▶

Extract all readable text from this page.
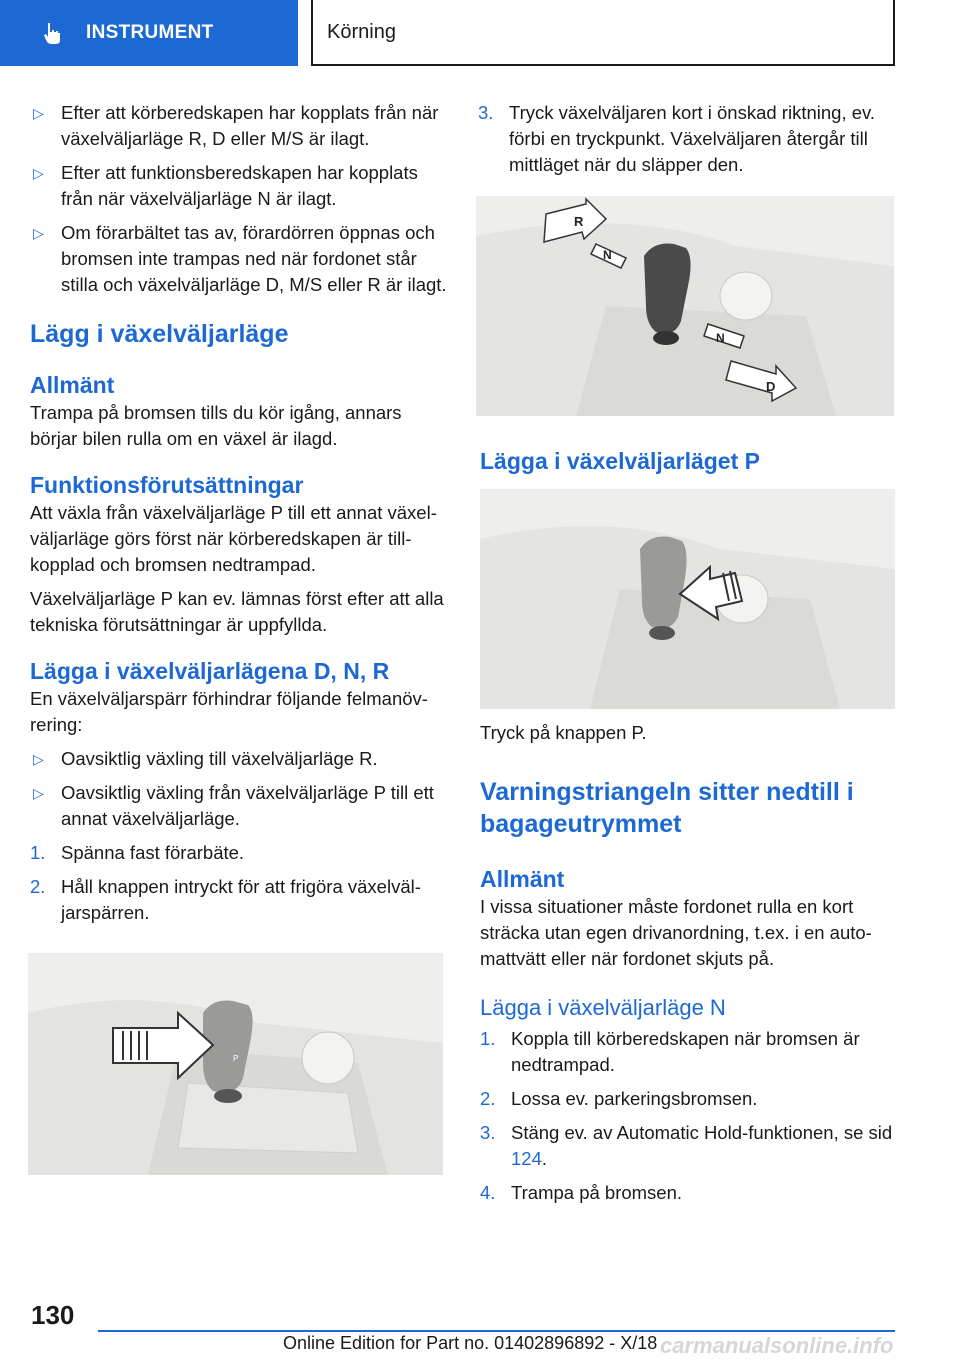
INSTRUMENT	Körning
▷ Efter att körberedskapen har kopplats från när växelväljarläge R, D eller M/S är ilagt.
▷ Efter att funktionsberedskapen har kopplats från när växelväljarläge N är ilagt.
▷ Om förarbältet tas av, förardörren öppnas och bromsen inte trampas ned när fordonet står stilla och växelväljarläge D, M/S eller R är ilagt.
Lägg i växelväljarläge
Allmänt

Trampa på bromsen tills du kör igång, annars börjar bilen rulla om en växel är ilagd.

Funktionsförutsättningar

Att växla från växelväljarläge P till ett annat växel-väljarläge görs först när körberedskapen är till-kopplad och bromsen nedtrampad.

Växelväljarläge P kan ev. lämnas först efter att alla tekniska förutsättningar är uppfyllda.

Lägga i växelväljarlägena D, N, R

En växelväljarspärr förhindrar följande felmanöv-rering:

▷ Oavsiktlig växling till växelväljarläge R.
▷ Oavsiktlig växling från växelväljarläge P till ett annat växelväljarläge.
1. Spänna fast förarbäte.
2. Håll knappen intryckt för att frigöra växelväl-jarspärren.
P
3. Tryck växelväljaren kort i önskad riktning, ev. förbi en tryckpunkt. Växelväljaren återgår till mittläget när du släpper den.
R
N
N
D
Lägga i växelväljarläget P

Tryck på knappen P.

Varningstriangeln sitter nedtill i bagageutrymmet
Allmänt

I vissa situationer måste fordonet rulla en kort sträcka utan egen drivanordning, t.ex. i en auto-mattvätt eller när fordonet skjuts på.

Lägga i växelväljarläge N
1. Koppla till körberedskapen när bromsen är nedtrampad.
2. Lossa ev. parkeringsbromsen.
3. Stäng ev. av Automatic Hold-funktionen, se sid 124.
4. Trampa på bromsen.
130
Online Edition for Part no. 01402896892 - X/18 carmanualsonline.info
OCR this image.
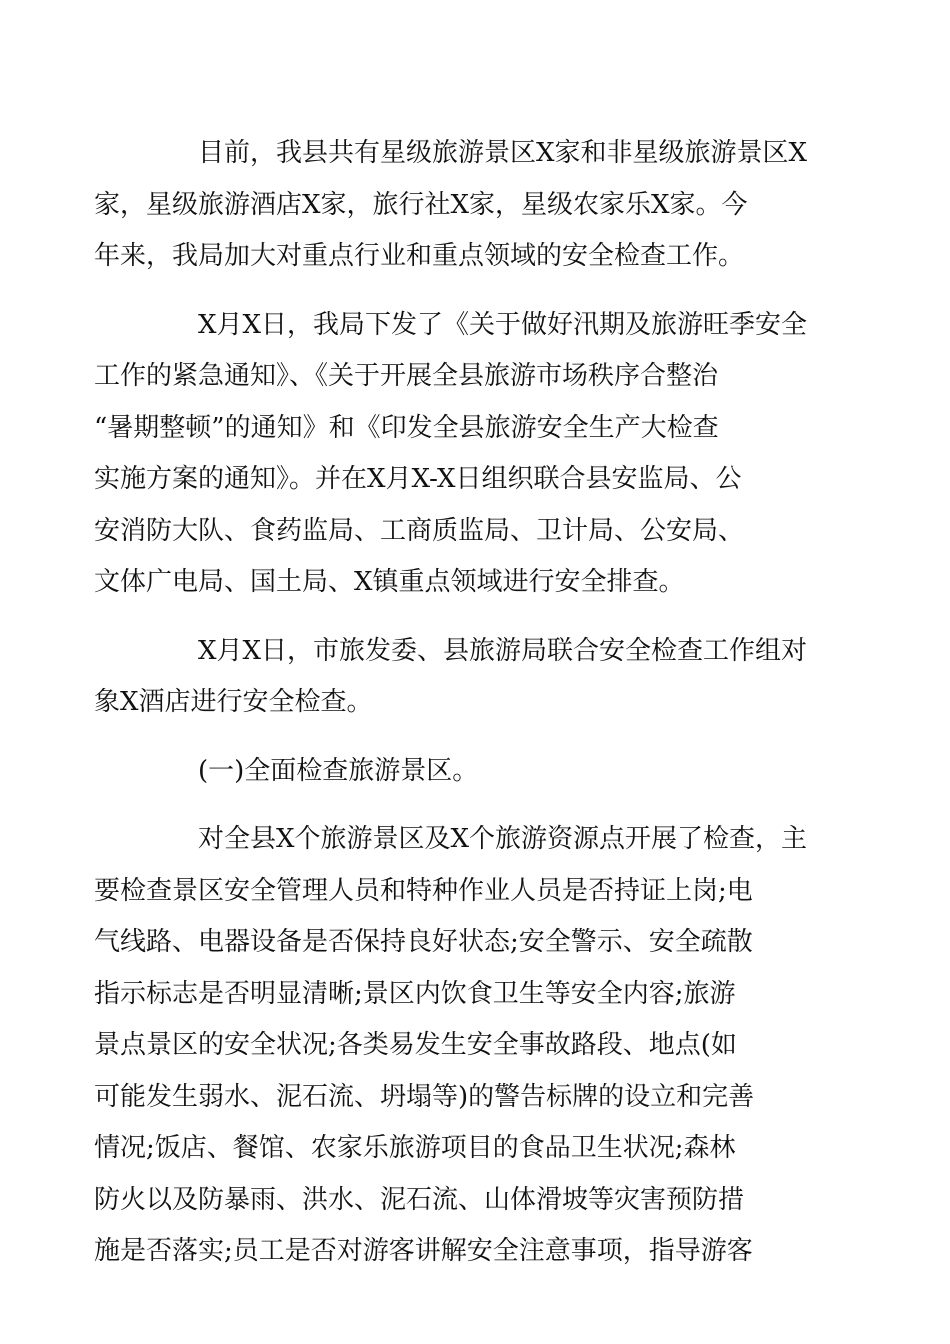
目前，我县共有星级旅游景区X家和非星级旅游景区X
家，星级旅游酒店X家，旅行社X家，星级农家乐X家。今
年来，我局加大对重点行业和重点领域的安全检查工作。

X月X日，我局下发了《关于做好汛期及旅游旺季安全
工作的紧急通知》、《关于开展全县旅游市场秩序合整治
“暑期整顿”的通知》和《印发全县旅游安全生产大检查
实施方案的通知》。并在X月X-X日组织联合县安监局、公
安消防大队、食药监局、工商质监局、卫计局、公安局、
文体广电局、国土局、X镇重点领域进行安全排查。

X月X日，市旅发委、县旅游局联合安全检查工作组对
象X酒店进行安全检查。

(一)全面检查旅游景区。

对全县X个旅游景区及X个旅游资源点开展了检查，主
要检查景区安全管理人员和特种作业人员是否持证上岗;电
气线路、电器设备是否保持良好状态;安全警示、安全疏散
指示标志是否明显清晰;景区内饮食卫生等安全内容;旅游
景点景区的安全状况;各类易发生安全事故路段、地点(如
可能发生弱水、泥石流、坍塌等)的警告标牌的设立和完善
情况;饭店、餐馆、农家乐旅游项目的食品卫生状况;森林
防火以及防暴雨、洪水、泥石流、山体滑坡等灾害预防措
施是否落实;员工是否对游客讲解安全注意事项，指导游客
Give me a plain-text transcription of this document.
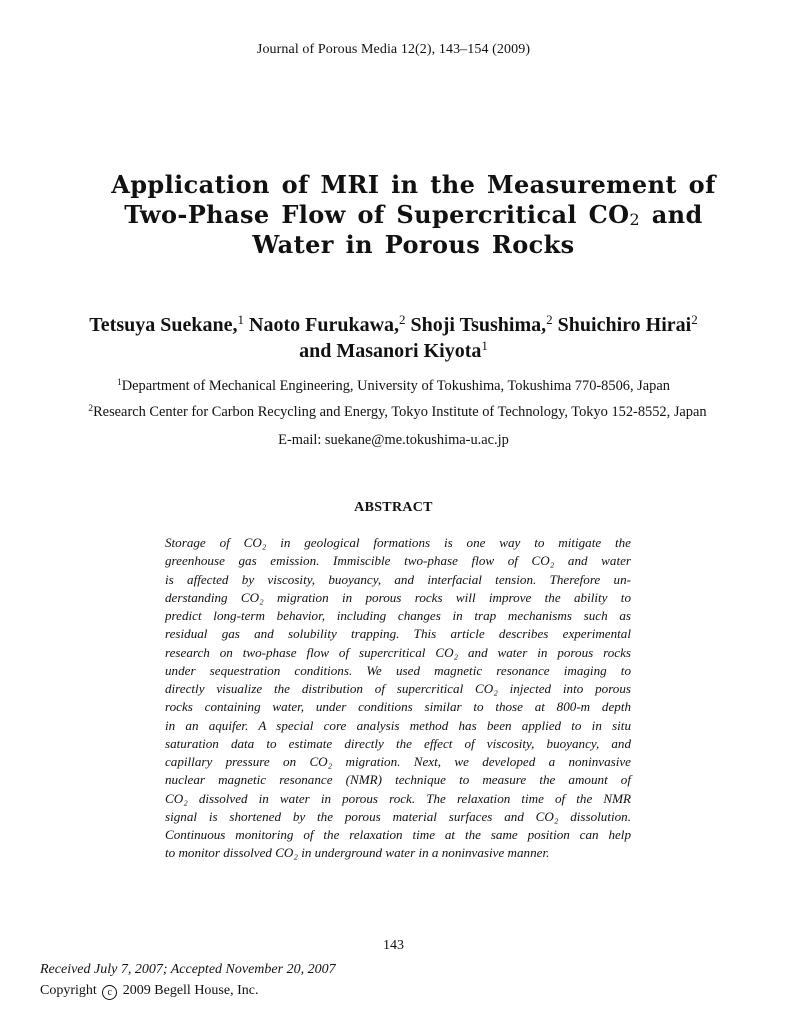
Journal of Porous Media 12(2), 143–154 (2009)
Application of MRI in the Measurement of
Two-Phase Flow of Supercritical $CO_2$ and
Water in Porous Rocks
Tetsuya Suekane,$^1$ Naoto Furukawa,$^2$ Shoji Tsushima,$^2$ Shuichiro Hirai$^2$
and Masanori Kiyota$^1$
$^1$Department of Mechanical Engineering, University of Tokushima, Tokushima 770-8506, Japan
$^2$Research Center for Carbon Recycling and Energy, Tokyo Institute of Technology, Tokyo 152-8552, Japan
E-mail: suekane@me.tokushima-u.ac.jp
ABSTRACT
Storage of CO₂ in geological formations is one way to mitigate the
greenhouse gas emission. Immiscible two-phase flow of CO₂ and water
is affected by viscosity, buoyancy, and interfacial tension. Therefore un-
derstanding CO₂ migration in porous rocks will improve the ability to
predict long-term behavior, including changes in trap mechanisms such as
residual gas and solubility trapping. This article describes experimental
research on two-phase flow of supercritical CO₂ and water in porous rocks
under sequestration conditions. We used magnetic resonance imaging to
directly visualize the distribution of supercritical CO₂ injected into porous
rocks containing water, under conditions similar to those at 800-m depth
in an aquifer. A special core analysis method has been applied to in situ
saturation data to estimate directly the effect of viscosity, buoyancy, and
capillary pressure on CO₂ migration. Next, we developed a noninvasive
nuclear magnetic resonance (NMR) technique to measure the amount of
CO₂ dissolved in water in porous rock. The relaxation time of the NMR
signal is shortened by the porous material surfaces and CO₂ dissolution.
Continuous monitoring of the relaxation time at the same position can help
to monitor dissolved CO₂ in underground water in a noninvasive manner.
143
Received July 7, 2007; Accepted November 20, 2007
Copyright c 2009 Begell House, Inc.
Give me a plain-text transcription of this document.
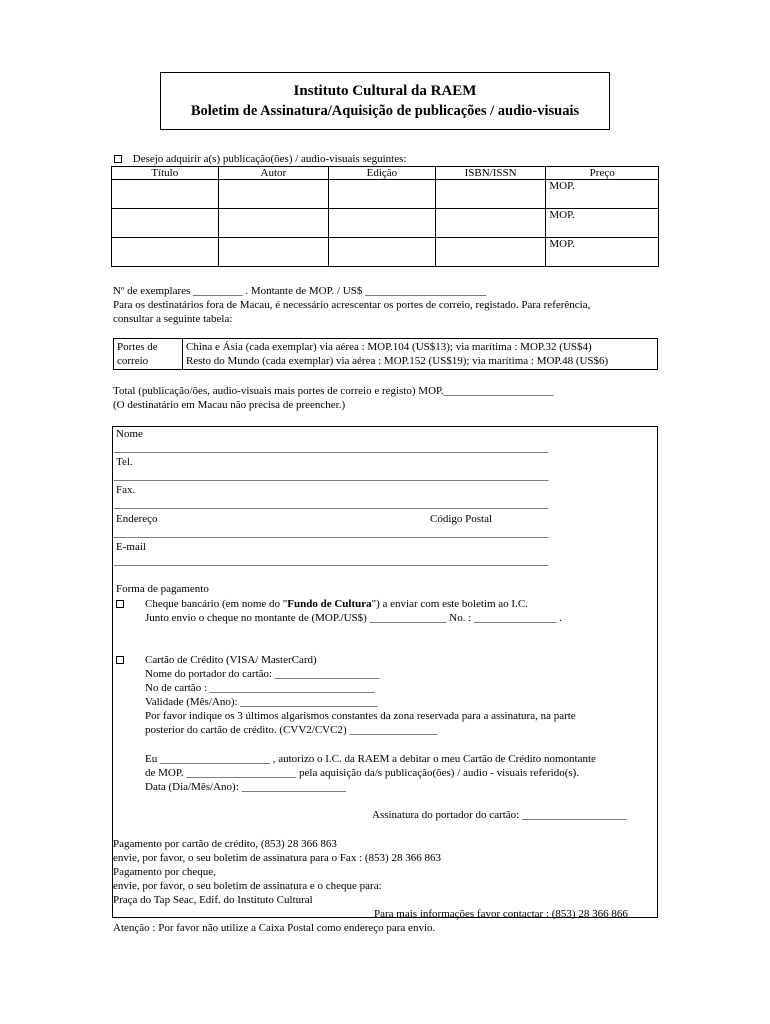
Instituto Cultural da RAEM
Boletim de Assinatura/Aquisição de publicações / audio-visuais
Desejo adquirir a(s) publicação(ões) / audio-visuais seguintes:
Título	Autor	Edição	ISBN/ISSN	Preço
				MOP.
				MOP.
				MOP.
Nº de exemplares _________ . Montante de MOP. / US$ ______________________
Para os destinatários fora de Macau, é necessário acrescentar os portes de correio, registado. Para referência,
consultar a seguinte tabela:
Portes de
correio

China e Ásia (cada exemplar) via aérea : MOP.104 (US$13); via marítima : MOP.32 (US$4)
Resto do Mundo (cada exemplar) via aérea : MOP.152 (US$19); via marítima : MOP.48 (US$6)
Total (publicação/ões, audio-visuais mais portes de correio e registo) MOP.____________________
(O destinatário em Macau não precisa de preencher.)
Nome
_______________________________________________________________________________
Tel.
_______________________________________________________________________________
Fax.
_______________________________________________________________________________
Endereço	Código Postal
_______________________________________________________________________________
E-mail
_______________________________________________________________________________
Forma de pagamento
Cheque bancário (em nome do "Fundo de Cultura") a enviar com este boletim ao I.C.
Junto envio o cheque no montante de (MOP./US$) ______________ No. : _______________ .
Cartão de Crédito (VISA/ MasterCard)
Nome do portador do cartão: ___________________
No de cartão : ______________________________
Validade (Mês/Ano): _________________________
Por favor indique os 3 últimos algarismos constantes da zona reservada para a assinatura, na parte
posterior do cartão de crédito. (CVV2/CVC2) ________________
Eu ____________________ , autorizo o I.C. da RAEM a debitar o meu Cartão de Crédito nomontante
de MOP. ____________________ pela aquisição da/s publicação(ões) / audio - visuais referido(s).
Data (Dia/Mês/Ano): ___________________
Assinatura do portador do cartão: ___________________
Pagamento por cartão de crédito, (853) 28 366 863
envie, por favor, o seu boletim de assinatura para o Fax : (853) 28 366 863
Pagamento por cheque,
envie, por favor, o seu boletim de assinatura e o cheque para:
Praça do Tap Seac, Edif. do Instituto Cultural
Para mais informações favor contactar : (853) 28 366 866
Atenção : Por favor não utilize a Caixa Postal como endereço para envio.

◀

_REQUIRED TASK_:
Where a line above contains the word "fordonet", copy that line.

_TASK ANSWER_:
▷ Om förarbältet tas av, förardörren öppnas och bromsen inte trampas ned när fordonet står stilla och växelväljarläge D, M/S eller R är ilagt.
I vissa situationer måste fordonet rulla en kort sträcka utan egen drivanordning, t.ex. i en auto-mattvätt eller när fordonet skjuts på.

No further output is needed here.